Any pictures in the records below should be skipped; write out everything else exactly.

## Record set
════

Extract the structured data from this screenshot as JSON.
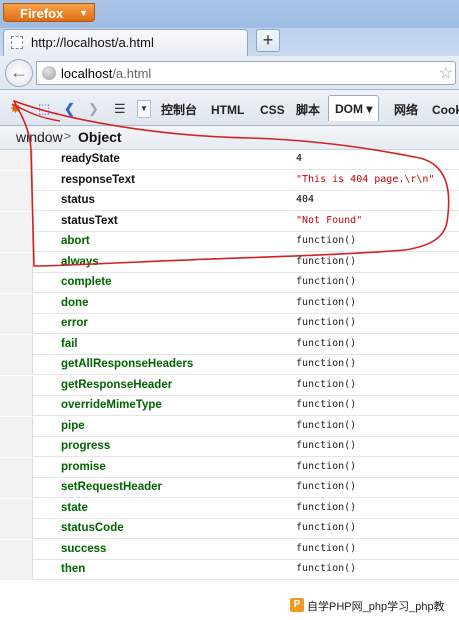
{
  "browser": {
    "app_button": "Firefox",
    "tab_title": "http://localhost/a.html",
    "new_tab": "+",
    "url_host": "localhost",
    "url_path": "/a.html"
  },
  "firebug": {
    "tabs": [
      "控制台",
      "HTML",
      "CSS",
      "脚本",
      "DOM ▾",
      "网络",
      "Cook"
    ],
    "active_tab": "DOM"
  },
  "breadcrumb": {
    "root": "window",
    "separator": ">",
    "current": "Object"
  },
  "rows": [
    {
      "name": "readyState",
      "value": "4",
      "kind": "num"
    },
    {
      "name": "responseText",
      "value": "\"This is 404 page.\\r\\n\"",
      "kind": "str"
    },
    {
      "name": "status",
      "value": "404",
      "kind": "num"
    },
    {
      "name": "statusText",
      "value": "\"Not Found\"",
      "kind": "str"
    },
    {
      "name": "abort",
      "value": "function()",
      "kind": "fn"
    },
    {
      "name": "always",
      "value": "function()",
      "kind": "fn"
    },
    {
      "name": "complete",
      "value": "function()",
      "kind": "fn"
    },
    {
      "name": "done",
      "value": "function()",
      "kind": "fn"
    },
    {
      "name": "error",
      "value": "function()",
      "kind": "fn"
    },
    {
      "name": "fail",
      "value": "function()",
      "kind": "fn"
    },
    {
      "name": "getAllResponseHeaders",
      "value": "function()",
      "kind": "fn"
    },
    {
      "name": "getResponseHeader",
      "value": "function()",
      "kind": "fn"
    },
    {
      "name": "overrideMimeType",
      "value": "function()",
      "kind": "fn"
    },
    {
      "name": "pipe",
      "value": "function()",
      "kind": "fn"
    },
    {
      "name": "progress",
      "value": "function()",
      "kind": "fn"
    },
    {
      "name": "promise",
      "value": "function()",
      "kind": "fn"
    },
    {
      "name": "setRequestHeader",
      "value": "function()",
      "kind": "fn"
    },
    {
      "name": "state",
      "value": "function()",
      "kind": "fn"
    },
    {
      "name": "statusCode",
      "value": "function()",
      "kind": "fn"
    },
    {
      "name": "success",
      "value": "function()",
      "kind": "fn"
    },
    {
      "name": "then",
      "value": "function()",
      "kind": "fn"
    }
  ],
  "watermark": {
    "logo": "P",
    "text": "自学PHP网_php学习_php教"
  },
  "colors": {
    "annotation": "#d42020",
    "function_name": "#006400",
    "string_value": "#cc0000"
  }
}
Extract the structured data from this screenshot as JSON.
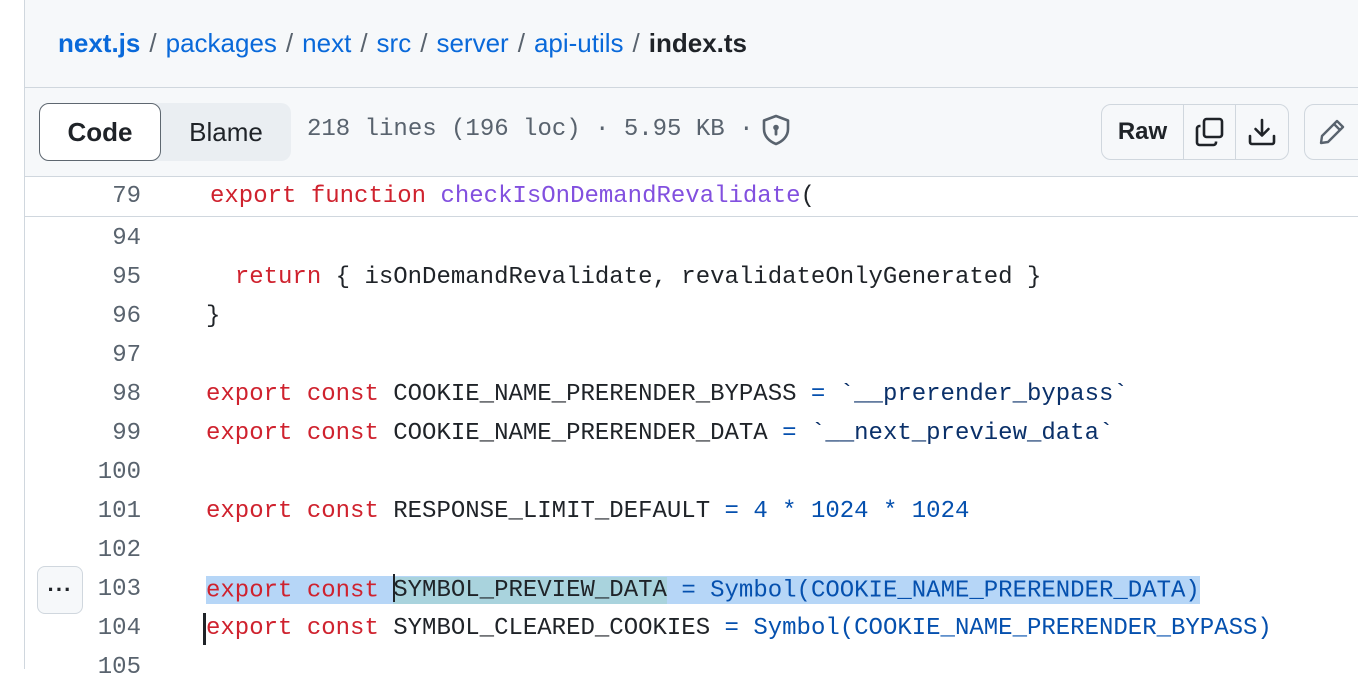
{
  "breadcrumb": {
    "items": [
      "next.js",
      "packages",
      "next",
      "src",
      "server",
      "api-utils"
    ],
    "separator": "/",
    "current": "index.ts"
  },
  "file_header": {
    "tabs": {
      "code": "Code",
      "blame": "Blame"
    },
    "meta": "218 lines (196 loc) · 5.95 KB ·",
    "raw_label": "Raw",
    "icons": [
      "shield-icon",
      "copy-icon",
      "download-icon",
      "pencil-icon"
    ]
  },
  "sticky": {
    "line_number": "79",
    "tokens": {
      "kw1": "export",
      "kw2": "function",
      "fn": "checkIsOnDemandRevalidate",
      "rest": "("
    }
  },
  "lines": {
    "l94": {
      "n": "94"
    },
    "l95": {
      "n": "95",
      "indent": "  ",
      "kw": "return",
      "rest": " { isOnDemandRevalidate, revalidateOnlyGenerated }"
    },
    "l96": {
      "n": "96",
      "text": "}"
    },
    "l97": {
      "n": "97"
    },
    "l98": {
      "n": "98",
      "kw1": "export",
      "kw2": "const",
      "id": "COOKIE_NAME_PRERENDER_BYPASS",
      "op": "=",
      "str": "`__prerender_bypass`"
    },
    "l99": {
      "n": "99",
      "kw1": "export",
      "kw2": "const",
      "id": "COOKIE_NAME_PRERENDER_DATA",
      "op": "=",
      "str": "`__next_preview_data`"
    },
    "l100": {
      "n": "100"
    },
    "l101": {
      "n": "101",
      "kw1": "export",
      "kw2": "const",
      "id": "RESPONSE_LIMIT_DEFAULT",
      "op": "=",
      "n1": "4",
      "op2": "*",
      "n2": "1024",
      "op3": "*",
      "n3": "1024"
    },
    "l102": {
      "n": "102"
    },
    "l103": {
      "n": "103",
      "kw1": "export",
      "kw2": "const",
      "id": "SYMBOL_PREVIEW_DATA",
      "op": "=",
      "rest": "Symbol(COOKIE_NAME_PRERENDER_DATA)"
    },
    "l104": {
      "n": "104",
      "kw1": "export",
      "kw2": "const",
      "id": "SYMBOL_CLEARED_COOKIES",
      "op": "=",
      "rest": "Symbol(COOKIE_NAME_PRERENDER_BYPASS)"
    },
    "l105": {
      "n": "105"
    }
  },
  "more_button_label": "···",
  "colors": {
    "keyword": "#cf222e",
    "function": "#8250df",
    "string": "#0a3069",
    "operator": "#0550ae",
    "link": "#0969da",
    "selection": "#b6d6f7"
  }
}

════

## Written solution
Extract the structured data from this screenshot as JSON.
{
  "browser": {
    "app_button": "Firefox",
    "tab_title": "http://localhost/a.html",
    "new_tab": "+",
    "url_host": "localhost",
    "url_path": "/a.html"
  },
  "firebug": {
    "tabs": [
      "控制台",
      "HTML",
      "CSS",
      "脚本",
      "DOM ▾",
      "网络",
      "Cook"
    ],
    "active_tab": "DOM"
  },
  "breadcrumb": {
    "root": "window",
    "separator": ">",
    "current": "Object"
  },
  "rows": [
    {
      "name": "readyState",
      "value": "4",
      "kind": "num"
    },
    {
      "name": "responseText",
      "value": "\"This is 404 page.\\r\\n\"",
      "kind": "str"
    },
    {
      "name": "status",
      "value": "404",
      "kind": "num"
    },
    {
      "name": "statusText",
      "value": "\"Not Found\"",
      "kind": "str"
    },
    {
      "name": "abort",
      "value": "function()",
      "kind": "fn"
    },
    {
      "name": "always",
      "value": "function()",
      "kind": "fn"
    },
    {
      "name": "complete",
      "value": "function()",
      "kind": "fn"
    },
    {
      "name": "done",
      "value": "function()",
      "kind": "fn"
    },
    {
      "name": "error",
      "value": "function()",
      "kind": "fn"
    },
    {
      "name": "fail",
      "value": "function()",
      "kind": "fn"
    },
    {
      "name": "getAllResponseHeaders",
      "value": "function()",
      "kind": "fn"
    },
    {
      "name": "getResponseHeader",
      "value": "function()",
      "kind": "fn"
    },
    {
      "name": "overrideMimeType",
      "value": "function()",
      "kind": "fn"
    },
    {
      "name": "pipe",
      "value": "function()",
      "kind": "fn"
    },
    {
      "name": "progress",
      "value": "function()",
      "kind": "fn"
    },
    {
      "name": "promise",
      "value": "function()",
      "kind": "fn"
    },
    {
      "name": "setRequestHeader",
      "value": "function()",
      "kind": "fn"
    },
    {
      "name": "state",
      "value": "function()",
      "kind": "fn"
    },
    {
      "name": "statusCode",
      "value": "function()",
      "kind": "fn"
    },
    {
      "name": "success",
      "value": "function()",
      "kind": "fn"
    },
    {
      "name": "then",
      "value": "function()",
      "kind": "fn"
    }
  ],
  "watermark": {
    "logo": "P",
    "text": "自学PHP网_php学习_php教"
  },
  "colors": {
    "annotation": "#d42020",
    "function_name": "#006400",
    "string_value": "#cc0000"
  }
}
Extract the structured data from this screenshot as JSON.
{
  "breadcrumb": {
    "items": [
      "next.js",
      "packages",
      "next",
      "src",
      "server",
      "api-utils"
    ],
    "separator": "/",
    "current": "index.ts"
  },
  "file_header": {
    "tabs": {
      "code": "Code",
      "blame": "Blame"
    },
    "meta": "218 lines (196 loc) · 5.95 KB ·",
    "raw_label": "Raw",
    "icons": [
      "shield-icon",
      "copy-icon",
      "download-icon",
      "pencil-icon"
    ]
  },
  "sticky": {
    "line_number": "79",
    "tokens": {
      "kw1": "export",
      "kw2": "function",
      "fn": "checkIsOnDemandRevalidate",
      "rest": "("
    }
  },
  "lines": {
    "l94": {
      "n": "94"
    },
    "l95": {
      "n": "95",
      "indent": "  ",
      "kw": "return",
      "rest": " { isOnDemandRevalidate, revalidateOnlyGenerated }"
    },
    "l96": {
      "n": "96",
      "text": "}"
    },
    "l97": {
      "n": "97"
    },
    "l98": {
      "n": "98",
      "kw1": "export",
      "kw2": "const",
      "id": "COOKIE_NAME_PRERENDER_BYPASS",
      "op": "=",
      "str": "`__prerender_bypass`"
    },
    "l99": {
      "n": "99",
      "kw1": "export",
      "kw2": "const",
      "id": "COOKIE_NAME_PRERENDER_DATA",
      "op": "=",
      "str": "`__next_preview_data`"
    },
    "l100": {
      "n": "100"
    },
    "l101": {
      "n": "101",
      "kw1": "export",
      "kw2": "const",
      "id": "RESPONSE_LIMIT_DEFAULT",
      "op": "=",
      "n1": "4",
      "op2": "*",
      "n2": "1024",
      "op3": "*",
      "n3": "1024"
    },
    "l102": {
      "n": "102"
    },
    "l103": {
      "n": "103",
      "kw1": "export",
      "kw2": "const",
      "id": "SYMBOL_PREVIEW_DATA",
      "op": "=",
      "rest": "Symbol(COOKIE_NAME_PRERENDER_DATA)"
    },
    "l104": {
      "n": "104",
      "kw1": "export",
      "kw2": "const",
      "id": "SYMBOL_CLEARED_COOKIES",
      "op": "=",
      "rest": "Symbol(COOKIE_NAME_PRERENDER_BYPASS)"
    },
    "l105": {
      "n": "105"
    }
  },
  "more_button_label": "···",
  "colors": {
    "keyword": "#cf222e",
    "function": "#8250df",
    "string": "#0a3069",
    "operator": "#0550ae",
    "link": "#0969da",
    "selection": "#b6d6f7"
  }
}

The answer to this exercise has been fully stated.